Stored entries >>

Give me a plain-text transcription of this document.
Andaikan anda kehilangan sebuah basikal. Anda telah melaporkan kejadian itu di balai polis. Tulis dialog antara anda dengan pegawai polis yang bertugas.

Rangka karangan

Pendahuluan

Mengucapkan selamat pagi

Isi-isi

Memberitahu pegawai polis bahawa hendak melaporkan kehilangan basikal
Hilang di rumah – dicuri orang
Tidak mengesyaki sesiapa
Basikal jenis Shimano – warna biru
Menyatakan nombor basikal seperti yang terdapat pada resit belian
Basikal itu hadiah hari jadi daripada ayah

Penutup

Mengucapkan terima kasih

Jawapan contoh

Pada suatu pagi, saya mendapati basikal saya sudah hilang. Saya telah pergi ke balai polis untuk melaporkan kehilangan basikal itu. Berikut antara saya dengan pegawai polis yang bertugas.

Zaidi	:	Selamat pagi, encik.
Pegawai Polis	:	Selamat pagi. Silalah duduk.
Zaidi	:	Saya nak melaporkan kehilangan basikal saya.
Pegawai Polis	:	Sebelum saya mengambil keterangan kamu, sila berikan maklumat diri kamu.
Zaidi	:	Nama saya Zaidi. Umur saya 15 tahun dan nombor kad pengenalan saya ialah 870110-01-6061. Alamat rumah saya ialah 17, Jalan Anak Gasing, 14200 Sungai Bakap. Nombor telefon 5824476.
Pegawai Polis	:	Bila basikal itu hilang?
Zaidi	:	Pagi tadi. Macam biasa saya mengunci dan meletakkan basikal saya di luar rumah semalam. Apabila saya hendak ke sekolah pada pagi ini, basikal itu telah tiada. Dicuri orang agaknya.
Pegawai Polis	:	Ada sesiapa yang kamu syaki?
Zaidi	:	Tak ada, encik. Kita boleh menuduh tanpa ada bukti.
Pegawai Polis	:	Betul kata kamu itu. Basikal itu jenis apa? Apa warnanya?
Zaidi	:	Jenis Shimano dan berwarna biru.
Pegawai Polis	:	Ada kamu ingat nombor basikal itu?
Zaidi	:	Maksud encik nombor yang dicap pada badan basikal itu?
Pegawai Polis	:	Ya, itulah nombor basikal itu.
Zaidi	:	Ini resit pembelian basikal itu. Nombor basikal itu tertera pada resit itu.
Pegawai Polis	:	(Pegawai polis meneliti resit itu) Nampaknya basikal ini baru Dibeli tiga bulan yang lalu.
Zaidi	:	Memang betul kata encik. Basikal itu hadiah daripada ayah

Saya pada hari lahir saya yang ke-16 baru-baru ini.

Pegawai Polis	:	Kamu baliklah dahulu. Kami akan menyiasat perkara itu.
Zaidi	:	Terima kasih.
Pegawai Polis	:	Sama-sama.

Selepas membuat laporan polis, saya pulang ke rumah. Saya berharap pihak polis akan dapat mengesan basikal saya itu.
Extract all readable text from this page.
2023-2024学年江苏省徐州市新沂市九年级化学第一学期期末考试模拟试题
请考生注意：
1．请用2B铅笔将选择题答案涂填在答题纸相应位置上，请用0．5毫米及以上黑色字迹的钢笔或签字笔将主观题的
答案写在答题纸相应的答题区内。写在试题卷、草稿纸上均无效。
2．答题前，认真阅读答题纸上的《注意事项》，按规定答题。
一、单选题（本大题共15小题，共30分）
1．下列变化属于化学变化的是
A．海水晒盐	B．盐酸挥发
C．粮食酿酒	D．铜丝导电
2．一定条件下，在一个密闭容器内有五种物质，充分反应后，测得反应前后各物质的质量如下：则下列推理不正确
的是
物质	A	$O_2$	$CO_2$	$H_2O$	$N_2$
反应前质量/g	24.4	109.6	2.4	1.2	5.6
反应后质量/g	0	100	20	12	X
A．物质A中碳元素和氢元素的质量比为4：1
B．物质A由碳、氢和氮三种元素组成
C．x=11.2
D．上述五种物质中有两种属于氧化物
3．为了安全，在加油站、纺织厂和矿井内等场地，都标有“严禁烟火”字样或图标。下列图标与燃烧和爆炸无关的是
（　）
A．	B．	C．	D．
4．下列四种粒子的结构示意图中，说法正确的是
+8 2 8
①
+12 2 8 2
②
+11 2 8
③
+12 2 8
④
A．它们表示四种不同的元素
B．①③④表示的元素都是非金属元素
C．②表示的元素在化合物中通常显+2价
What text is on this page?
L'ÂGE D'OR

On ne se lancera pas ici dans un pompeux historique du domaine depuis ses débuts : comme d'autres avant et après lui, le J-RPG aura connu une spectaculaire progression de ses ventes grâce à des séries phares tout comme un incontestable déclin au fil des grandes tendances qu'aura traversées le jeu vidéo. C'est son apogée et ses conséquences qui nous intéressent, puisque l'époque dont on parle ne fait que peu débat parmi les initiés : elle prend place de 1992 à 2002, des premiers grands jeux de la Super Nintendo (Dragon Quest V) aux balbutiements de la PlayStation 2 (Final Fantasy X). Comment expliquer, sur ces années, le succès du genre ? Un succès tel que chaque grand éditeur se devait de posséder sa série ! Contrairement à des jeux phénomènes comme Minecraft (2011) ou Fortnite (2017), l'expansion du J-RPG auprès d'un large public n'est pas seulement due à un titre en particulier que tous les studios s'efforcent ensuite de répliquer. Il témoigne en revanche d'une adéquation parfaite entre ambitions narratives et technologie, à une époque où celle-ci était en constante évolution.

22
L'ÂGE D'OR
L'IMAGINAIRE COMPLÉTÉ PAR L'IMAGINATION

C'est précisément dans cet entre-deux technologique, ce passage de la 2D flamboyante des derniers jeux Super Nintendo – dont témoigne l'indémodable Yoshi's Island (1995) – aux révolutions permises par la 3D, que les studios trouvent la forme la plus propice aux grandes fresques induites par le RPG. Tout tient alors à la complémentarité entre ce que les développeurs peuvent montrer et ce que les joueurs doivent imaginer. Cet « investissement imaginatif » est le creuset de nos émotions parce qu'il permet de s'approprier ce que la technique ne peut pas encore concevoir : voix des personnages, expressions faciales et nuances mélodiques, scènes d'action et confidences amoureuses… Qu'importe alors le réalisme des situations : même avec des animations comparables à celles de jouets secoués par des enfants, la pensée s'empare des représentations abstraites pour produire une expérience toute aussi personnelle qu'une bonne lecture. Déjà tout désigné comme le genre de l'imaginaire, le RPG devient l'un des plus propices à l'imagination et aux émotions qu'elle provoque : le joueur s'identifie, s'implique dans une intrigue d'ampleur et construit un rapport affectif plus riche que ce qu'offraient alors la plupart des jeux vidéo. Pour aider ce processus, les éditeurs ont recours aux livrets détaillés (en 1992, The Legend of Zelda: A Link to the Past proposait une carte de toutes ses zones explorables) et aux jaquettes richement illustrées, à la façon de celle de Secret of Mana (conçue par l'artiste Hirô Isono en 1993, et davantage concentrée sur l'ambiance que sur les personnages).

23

TO BE DONE >>
Return every line from the records above that holds the word "Zaidi".

WRITTEN REPLY >>
Zaidi	:	Selamat pagi, encik.
Zaidi	:	Saya nak melaporkan kehilangan basikal saya.
Zaidi	:	Nama saya Zaidi. Umur saya 15 tahun dan nombor kad pengenalan saya ialah 870110-01-6061. Alamat rumah saya ialah 17, Jalan Anak Gasing, 14200 Sungai Bakap. Nombor telefon 5824476.
Zaidi	:	Pagi tadi. Macam biasa saya mengunci dan meletakkan basikal saya di luar rumah semalam. Apabila saya hendak ke sekolah pada pagi ini, basikal itu telah tiada. Dicuri orang agaknya.
Zaidi	:	Tak ada, encik. Kita boleh menuduh tanpa ada bukti.
Zaidi	:	Jenis Shimano dan berwarna biru.
Zaidi	:	Maksud encik nombor yang dicap pada badan basikal itu?
Zaidi	:	Ini resit pembelian basikal itu. Nombor basikal itu tertera pada resit itu.
Zaidi	:	Memang betul kata encik. Basikal itu hadiah daripada ayah
Zaidi	:	Terima kasih.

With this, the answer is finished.